• [RECORDS SUPPLIED]:
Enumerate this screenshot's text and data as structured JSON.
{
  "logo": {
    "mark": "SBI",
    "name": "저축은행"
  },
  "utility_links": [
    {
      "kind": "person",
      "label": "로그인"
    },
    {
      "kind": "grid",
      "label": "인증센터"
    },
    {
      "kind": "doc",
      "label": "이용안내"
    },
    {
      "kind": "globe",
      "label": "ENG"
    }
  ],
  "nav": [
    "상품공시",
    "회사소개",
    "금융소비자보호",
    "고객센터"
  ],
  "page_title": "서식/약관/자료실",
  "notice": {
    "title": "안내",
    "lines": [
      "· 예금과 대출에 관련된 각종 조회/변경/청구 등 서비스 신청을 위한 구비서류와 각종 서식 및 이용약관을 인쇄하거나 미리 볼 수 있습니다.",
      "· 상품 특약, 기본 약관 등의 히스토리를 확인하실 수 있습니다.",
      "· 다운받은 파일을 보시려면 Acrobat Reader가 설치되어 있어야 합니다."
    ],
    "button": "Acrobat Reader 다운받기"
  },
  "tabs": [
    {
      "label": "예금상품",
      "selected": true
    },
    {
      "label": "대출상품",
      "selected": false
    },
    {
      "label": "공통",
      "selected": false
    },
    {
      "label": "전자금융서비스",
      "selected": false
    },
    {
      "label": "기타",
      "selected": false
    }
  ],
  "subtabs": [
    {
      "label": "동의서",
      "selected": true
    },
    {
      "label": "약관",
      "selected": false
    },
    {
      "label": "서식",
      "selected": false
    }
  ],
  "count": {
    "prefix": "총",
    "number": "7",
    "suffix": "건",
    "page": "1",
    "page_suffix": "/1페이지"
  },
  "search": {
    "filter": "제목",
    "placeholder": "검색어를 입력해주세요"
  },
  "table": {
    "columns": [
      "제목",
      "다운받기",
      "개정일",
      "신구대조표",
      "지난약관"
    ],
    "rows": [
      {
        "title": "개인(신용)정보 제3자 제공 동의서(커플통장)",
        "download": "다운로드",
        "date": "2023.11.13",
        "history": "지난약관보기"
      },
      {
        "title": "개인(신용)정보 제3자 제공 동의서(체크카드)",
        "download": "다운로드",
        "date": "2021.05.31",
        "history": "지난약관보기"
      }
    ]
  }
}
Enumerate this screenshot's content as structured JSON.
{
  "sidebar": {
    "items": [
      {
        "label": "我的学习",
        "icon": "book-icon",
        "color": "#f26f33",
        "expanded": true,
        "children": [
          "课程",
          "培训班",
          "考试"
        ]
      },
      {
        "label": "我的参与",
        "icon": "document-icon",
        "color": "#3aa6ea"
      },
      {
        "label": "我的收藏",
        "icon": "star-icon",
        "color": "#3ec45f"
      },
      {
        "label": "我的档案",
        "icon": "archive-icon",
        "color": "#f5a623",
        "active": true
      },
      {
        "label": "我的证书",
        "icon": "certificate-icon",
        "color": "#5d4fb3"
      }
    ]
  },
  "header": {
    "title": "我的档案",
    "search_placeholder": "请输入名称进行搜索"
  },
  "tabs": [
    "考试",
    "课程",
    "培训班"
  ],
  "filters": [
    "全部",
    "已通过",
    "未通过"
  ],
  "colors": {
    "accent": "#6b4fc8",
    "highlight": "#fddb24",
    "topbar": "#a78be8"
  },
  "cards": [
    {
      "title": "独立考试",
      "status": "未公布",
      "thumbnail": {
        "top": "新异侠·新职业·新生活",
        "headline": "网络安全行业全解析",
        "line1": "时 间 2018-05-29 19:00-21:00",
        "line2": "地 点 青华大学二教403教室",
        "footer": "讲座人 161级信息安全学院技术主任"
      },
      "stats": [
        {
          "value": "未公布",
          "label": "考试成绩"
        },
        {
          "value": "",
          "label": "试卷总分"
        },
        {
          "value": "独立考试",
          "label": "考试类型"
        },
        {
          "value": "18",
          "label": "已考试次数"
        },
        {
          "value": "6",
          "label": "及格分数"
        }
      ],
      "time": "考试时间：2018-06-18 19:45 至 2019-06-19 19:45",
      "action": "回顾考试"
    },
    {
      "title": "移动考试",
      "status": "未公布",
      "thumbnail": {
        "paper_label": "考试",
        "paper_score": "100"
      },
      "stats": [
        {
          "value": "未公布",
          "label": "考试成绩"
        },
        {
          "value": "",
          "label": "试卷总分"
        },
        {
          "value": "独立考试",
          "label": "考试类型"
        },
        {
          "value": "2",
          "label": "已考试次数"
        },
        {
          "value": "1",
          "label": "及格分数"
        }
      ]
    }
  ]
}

• [WHAT YOU SHOULD DO]: Write the listing out again, exactly as it reads.

• [PROBLEM SOLUTION]:
Enumerate this screenshot's text and data as structured JSON.
{
  "logo": {
    "mark": "SBI",
    "name": "저축은행"
  },
  "utility_links": [
    {
      "kind": "person",
      "label": "로그인"
    },
    {
      "kind": "grid",
      "label": "인증센터"
    },
    {
      "kind": "doc",
      "label": "이용안내"
    },
    {
      "kind": "globe",
      "label": "ENG"
    }
  ],
  "nav": [
    "상품공시",
    "회사소개",
    "금융소비자보호",
    "고객센터"
  ],
  "page_title": "서식/약관/자료실",
  "notice": {
    "title": "안내",
    "lines": [
      "· 예금과 대출에 관련된 각종 조회/변경/청구 등 서비스 신청을 위한 구비서류와 각종 서식 및 이용약관을 인쇄하거나 미리 볼 수 있습니다.",
      "· 상품 특약, 기본 약관 등의 히스토리를 확인하실 수 있습니다.",
      "· 다운받은 파일을 보시려면 Acrobat Reader가 설치되어 있어야 합니다."
    ],
    "button": "Acrobat Reader 다운받기"
  },
  "tabs": [
    {
      "label": "예금상품",
      "selected": true
    },
    {
      "label": "대출상품",
      "selected": false
    },
    {
      "label": "공통",
      "selected": false
    },
    {
      "label": "전자금융서비스",
      "selected": false
    },
    {
      "label": "기타",
      "selected": false
    }
  ],
  "subtabs": [
    {
      "label": "동의서",
      "selected": true
    },
    {
      "label": "약관",
      "selected": false
    },
    {
      "label": "서식",
      "selected": false
    }
  ],
  "count": {
    "prefix": "총",
    "number": "7",
    "suffix": "건",
    "page": "1",
    "page_suffix": "/1페이지"
  },
  "search": {
    "filter": "제목",
    "placeholder": "검색어를 입력해주세요"
  },
  "table": {
    "columns": [
      "제목",
      "다운받기",
      "개정일",
      "신구대조표",
      "지난약관"
    ],
    "rows": [
      {
        "title": "개인(신용)정보 제3자 제공 동의서(커플통장)",
        "download": "다운로드",
        "date": "2023.11.13",
        "history": "지난약관보기"
      },
      {
        "title": "개인(신용)정보 제3자 제공 동의서(체크카드)",
        "download": "다운로드",
        "date": "2021.05.31",
        "history": "지난약관보기"
      }
    ]
  }
}
Enumerate this screenshot's content as structured JSON.
{
  "sidebar": {
    "items": [
      {
        "label": "我的学习",
        "icon": "book-icon",
        "color": "#f26f33",
        "expanded": true,
        "children": [
          "课程",
          "培训班",
          "考试"
        ]
      },
      {
        "label": "我的参与",
        "icon": "document-icon",
        "color": "#3aa6ea"
      },
      {
        "label": "我的收藏",
        "icon": "star-icon",
        "color": "#3ec45f"
      },
      {
        "label": "我的档案",
        "icon": "archive-icon",
        "color": "#f5a623",
        "active": true
      },
      {
        "label": "我的证书",
        "icon": "certificate-icon",
        "color": "#5d4fb3"
      }
    ]
  },
  "header": {
    "title": "我的档案",
    "search_placeholder": "请输入名称进行搜索"
  },
  "tabs": [
    "考试",
    "课程",
    "培训班"
  ],
  "filters": [
    "全部",
    "已通过",
    "未通过"
  ],
  "colors": {
    "accent": "#6b4fc8",
    "highlight": "#fddb24",
    "topbar": "#a78be8"
  },
  "cards": [
    {
      "title": "独立考试",
      "status": "未公布",
      "thumbnail": {
        "top": "新异侠·新职业·新生活",
        "headline": "网络安全行业全解析",
        "line1": "时 间 2018-05-29 19:00-21:00",
        "line2": "地 点 青华大学二教403教室",
        "footer": "讲座人 161级信息安全学院技术主任"
      },
      "stats": [
        {
          "value": "未公布",
          "label": "考试成绩"
        },
        {
          "value": "",
          "label": "试卷总分"
        },
        {
          "value": "独立考试",
          "label": "考试类型"
        },
        {
          "value": "18",
          "label": "已考试次数"
        },
        {
          "value": "6",
          "label": "及格分数"
        }
      ],
      "time": "考试时间：2018-06-18 19:45 至 2019-06-19 19:45",
      "action": "回顾考试"
    },
    {
      "title": "移动考试",
      "status": "未公布",
      "thumbnail": {
        "paper_label": "考试",
        "paper_score": "100"
      },
      "stats": [
        {
          "value": "未公布",
          "label": "考试成绩"
        },
        {
          "value": "",
          "label": "试卷总分"
        },
        {
          "value": "独立考试",
          "label": "考试类型"
        },
        {
          "value": "2",
          "label": "已考试次数"
        },
        {
          "value": "1",
          "label": "及格分数"
        }
      ]
    }
  ]
}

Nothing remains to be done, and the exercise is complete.